## Start Listed records

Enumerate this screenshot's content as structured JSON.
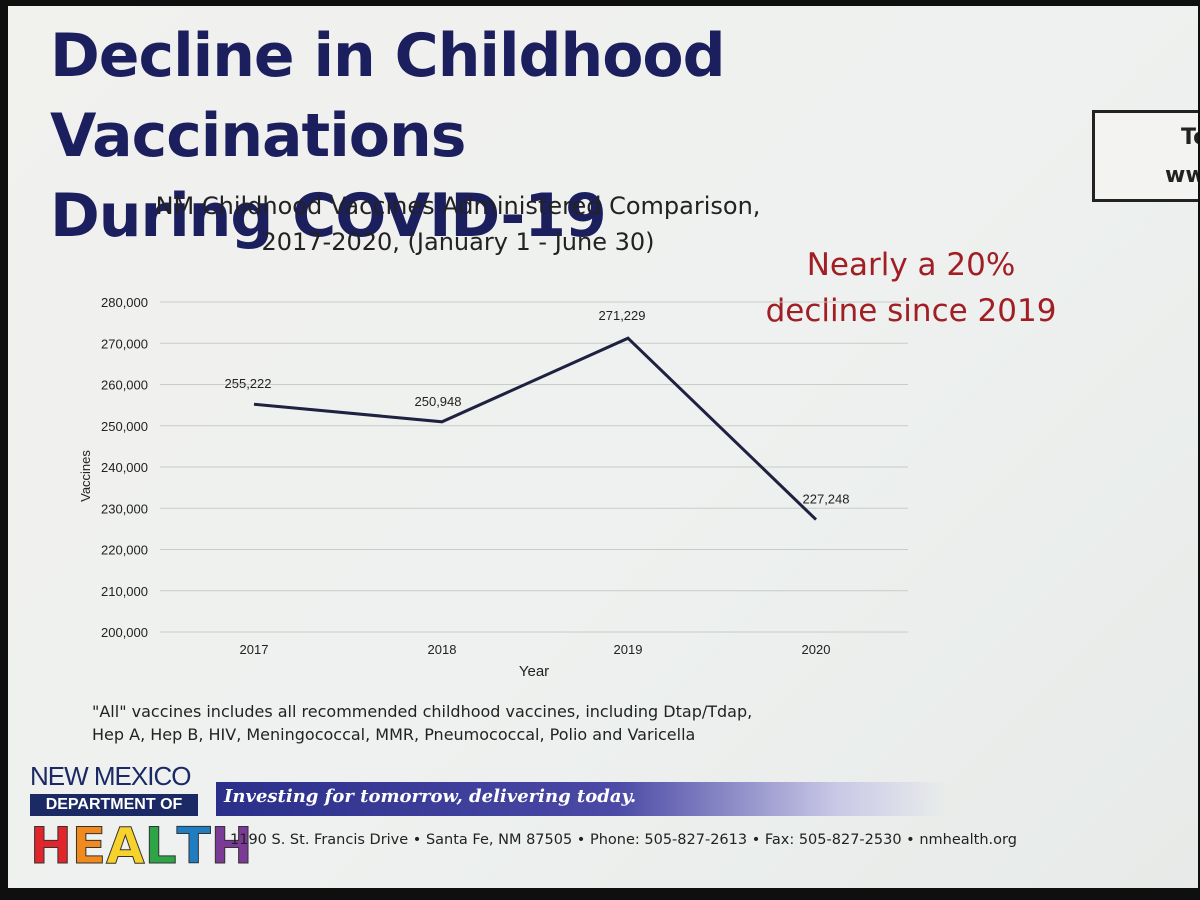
{
  "slide": {
    "title_line1": "Decline in Childhood Vaccinations",
    "title_line2": "During COVID-19",
    "callout_line1": "To",
    "callout_line2": "ww",
    "annotation_line1": "Nearly a 20%",
    "annotation_line2": "decline since 2019",
    "footnote_line1": "\"All\" vaccines includes all recommended childhood vaccines, including Dtap/Tdap,",
    "footnote_line2": "Hep A, Hep B, HIV,  Meningococcal, MMR, Pneumococcal, Polio and Varicella",
    "colors": {
      "title": "#1c1f5e",
      "annotation": "#a11f24",
      "line": "#1f2140"
    }
  },
  "chart_data": {
    "type": "line",
    "title_line1": "NM Childhood Vaccines Administered Comparison,",
    "title_line2": "2017-2020, (January 1 - June 30)",
    "xlabel": "Year",
    "ylabel": "Vaccines",
    "categories": [
      "2017",
      "2018",
      "2019",
      "2020"
    ],
    "series": [
      {
        "values": [
          255222,
          250948,
          271229,
          227248
        ]
      }
    ],
    "data_labels": [
      "255,222",
      "250,948",
      "271,229",
      "227,248"
    ],
    "ylim": [
      200000,
      280000
    ],
    "y_ticks": [
      200000,
      210000,
      220000,
      230000,
      240000,
      250000,
      260000,
      270000,
      280000
    ],
    "y_tick_labels": [
      "200,000",
      "210,000",
      "220,000",
      "230,000",
      "240,000",
      "250,000",
      "260,000",
      "270,000",
      "280,000"
    ],
    "grid": true
  },
  "footer": {
    "org_line1": "NEW MEXICO",
    "org_line2": "DEPARTMENT OF",
    "org_line3": "HEALTH",
    "health_colors": [
      "#e0262b",
      "#f08a1c",
      "#f6d22b",
      "#2da447",
      "#1f7dc2",
      "#7b3a96"
    ],
    "slogan": "Investing for tomorrow, delivering today.",
    "address": "1190 S. St. Francis Drive  •  Santa Fe, NM 87505  •  Phone: 505-827-2613  •  Fax: 505-827-2530  •  nmhealth.org"
  }
}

## End Listed records

All entries must be written out again exactly as given, with no pictures in the copy.

Enumerate this screenshot's content as structured JSON.
{
  "slide": {
    "title_line1": "Decline in Childhood Vaccinations",
    "title_line2": "During COVID-19",
    "callout_line1": "To",
    "callout_line2": "ww",
    "annotation_line1": "Nearly a 20%",
    "annotation_line2": "decline since 2019",
    "footnote_line1": "\"All\" vaccines includes all recommended childhood vaccines, including Dtap/Tdap,",
    "footnote_line2": "Hep A, Hep B, HIV,  Meningococcal, MMR, Pneumococcal, Polio and Varicella",
    "colors": {
      "title": "#1c1f5e",
      "annotation": "#a11f24",
      "line": "#1f2140"
    }
  },
  "chart_data": {
    "type": "line",
    "title_line1": "NM Childhood Vaccines Administered Comparison,",
    "title_line2": "2017-2020, (January 1 - June 30)",
    "xlabel": "Year",
    "ylabel": "Vaccines",
    "categories": [
      "2017",
      "2018",
      "2019",
      "2020"
    ],
    "series": [
      {
        "values": [
          255222,
          250948,
          271229,
          227248
        ]
      }
    ],
    "data_labels": [
      "255,222",
      "250,948",
      "271,229",
      "227,248"
    ],
    "ylim": [
      200000,
      280000
    ],
    "y_ticks": [
      200000,
      210000,
      220000,
      230000,
      240000,
      250000,
      260000,
      270000,
      280000
    ],
    "y_tick_labels": [
      "200,000",
      "210,000",
      "220,000",
      "230,000",
      "240,000",
      "250,000",
      "260,000",
      "270,000",
      "280,000"
    ],
    "grid": true
  },
  "footer": {
    "org_line1": "NEW MEXICO",
    "org_line2": "DEPARTMENT OF",
    "org_line3": "HEALTH",
    "health_colors": [
      "#e0262b",
      "#f08a1c",
      "#f6d22b",
      "#2da447",
      "#1f7dc2",
      "#7b3a96"
    ],
    "slogan": "Investing for tomorrow, delivering today.",
    "address": "1190 S. St. Francis Drive  •  Santa Fe, NM 87505  •  Phone: 505-827-2613  •  Fax: 505-827-2530  •  nmhealth.org"
  }
}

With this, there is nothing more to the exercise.